- [Direction]:
Lines holding the string "What" are the ones to copy; find them all in the data.

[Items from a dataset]
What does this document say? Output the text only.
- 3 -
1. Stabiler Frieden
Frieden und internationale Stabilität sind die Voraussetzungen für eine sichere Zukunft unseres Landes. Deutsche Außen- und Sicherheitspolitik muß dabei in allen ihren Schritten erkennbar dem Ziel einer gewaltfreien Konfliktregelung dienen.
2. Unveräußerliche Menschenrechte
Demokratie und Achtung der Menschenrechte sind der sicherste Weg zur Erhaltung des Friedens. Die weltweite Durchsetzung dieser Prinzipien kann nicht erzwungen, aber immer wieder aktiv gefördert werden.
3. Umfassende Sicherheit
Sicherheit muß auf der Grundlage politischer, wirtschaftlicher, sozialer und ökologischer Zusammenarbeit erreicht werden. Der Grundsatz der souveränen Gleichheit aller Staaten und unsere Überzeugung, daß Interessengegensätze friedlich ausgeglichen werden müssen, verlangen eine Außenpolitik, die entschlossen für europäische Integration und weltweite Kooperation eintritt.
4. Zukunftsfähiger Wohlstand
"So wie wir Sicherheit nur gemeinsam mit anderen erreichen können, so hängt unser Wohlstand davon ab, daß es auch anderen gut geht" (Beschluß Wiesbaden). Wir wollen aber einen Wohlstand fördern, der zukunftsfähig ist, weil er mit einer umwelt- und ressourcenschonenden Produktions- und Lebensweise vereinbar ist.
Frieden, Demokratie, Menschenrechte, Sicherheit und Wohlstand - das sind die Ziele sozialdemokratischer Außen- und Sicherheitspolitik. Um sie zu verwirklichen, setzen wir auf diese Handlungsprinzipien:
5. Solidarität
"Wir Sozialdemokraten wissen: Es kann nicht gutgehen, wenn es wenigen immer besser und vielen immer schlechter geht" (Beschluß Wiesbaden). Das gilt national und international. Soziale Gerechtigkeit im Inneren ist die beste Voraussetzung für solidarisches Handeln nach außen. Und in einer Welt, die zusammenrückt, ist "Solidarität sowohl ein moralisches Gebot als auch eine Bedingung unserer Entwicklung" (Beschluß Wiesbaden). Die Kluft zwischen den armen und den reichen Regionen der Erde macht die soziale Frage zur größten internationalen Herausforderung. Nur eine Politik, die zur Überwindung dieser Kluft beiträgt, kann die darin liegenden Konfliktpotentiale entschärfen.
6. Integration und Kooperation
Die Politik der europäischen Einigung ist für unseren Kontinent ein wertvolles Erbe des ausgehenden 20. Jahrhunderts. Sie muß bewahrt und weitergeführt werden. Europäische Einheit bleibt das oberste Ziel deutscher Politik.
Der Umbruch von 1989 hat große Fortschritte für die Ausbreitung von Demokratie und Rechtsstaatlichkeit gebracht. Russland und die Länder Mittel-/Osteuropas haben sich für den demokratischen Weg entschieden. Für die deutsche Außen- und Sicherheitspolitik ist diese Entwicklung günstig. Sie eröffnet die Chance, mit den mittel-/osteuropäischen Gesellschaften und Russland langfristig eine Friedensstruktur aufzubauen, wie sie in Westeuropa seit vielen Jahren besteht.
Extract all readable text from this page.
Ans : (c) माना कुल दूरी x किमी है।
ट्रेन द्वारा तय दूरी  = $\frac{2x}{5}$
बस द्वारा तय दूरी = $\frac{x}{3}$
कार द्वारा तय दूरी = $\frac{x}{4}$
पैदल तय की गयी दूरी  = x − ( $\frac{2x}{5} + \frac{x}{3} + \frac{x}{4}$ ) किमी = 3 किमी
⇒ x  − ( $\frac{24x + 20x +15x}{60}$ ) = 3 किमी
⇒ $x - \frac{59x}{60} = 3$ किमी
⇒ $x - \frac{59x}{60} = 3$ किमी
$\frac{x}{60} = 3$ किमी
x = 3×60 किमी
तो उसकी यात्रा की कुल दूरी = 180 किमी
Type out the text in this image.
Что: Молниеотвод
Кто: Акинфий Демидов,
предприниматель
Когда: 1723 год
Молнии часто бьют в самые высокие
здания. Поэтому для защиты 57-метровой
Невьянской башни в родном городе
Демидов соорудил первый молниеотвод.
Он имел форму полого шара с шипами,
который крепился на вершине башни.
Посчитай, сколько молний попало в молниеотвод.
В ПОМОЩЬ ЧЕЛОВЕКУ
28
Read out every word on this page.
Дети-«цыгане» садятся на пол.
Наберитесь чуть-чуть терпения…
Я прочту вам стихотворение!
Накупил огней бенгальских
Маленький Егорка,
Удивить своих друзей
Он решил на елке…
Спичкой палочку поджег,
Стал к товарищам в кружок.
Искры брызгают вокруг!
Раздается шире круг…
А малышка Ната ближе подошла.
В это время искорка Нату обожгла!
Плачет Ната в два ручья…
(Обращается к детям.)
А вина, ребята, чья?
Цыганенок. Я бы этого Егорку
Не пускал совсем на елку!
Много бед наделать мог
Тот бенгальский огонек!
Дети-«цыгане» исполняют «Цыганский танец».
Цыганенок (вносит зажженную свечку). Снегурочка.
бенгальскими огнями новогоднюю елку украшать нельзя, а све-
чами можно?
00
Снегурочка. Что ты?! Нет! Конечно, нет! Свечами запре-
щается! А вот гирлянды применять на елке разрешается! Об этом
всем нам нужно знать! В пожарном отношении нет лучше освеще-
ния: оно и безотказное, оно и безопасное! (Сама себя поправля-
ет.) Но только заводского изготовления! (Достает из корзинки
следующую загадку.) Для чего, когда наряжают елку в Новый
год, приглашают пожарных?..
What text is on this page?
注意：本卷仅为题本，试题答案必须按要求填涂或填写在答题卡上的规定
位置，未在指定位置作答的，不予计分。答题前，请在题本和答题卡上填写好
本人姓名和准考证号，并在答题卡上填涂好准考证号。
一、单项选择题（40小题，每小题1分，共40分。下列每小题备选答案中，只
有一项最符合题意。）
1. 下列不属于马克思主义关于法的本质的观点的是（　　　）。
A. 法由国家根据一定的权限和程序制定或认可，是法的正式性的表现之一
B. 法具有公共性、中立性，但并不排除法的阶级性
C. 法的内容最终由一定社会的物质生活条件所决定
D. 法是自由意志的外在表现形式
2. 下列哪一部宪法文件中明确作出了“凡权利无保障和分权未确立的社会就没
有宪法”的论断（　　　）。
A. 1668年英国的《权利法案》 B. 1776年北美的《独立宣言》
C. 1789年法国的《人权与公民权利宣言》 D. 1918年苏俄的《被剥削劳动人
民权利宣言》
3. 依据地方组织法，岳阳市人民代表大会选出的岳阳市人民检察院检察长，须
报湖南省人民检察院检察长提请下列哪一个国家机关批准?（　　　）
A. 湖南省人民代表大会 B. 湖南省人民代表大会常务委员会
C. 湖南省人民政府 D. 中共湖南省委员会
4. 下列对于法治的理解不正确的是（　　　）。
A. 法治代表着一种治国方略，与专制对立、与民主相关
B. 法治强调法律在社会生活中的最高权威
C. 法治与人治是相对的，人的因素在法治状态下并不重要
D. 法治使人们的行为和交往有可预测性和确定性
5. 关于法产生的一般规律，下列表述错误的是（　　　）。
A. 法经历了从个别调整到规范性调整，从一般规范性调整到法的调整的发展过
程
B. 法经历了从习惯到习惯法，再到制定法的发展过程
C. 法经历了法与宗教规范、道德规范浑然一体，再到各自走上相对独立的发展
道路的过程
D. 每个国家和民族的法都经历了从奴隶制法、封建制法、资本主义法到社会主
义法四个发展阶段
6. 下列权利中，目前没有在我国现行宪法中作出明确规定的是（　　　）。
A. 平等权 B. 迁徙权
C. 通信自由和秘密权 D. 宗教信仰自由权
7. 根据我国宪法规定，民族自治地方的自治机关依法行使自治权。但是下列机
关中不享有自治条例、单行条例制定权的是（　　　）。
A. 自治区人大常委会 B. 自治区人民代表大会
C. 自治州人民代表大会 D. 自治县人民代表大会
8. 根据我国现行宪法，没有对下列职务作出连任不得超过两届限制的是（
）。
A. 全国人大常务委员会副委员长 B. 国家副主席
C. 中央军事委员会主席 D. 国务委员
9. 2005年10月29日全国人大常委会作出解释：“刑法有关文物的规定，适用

- [The answer]:
What does this document say? Output the text only.
What text is on this page?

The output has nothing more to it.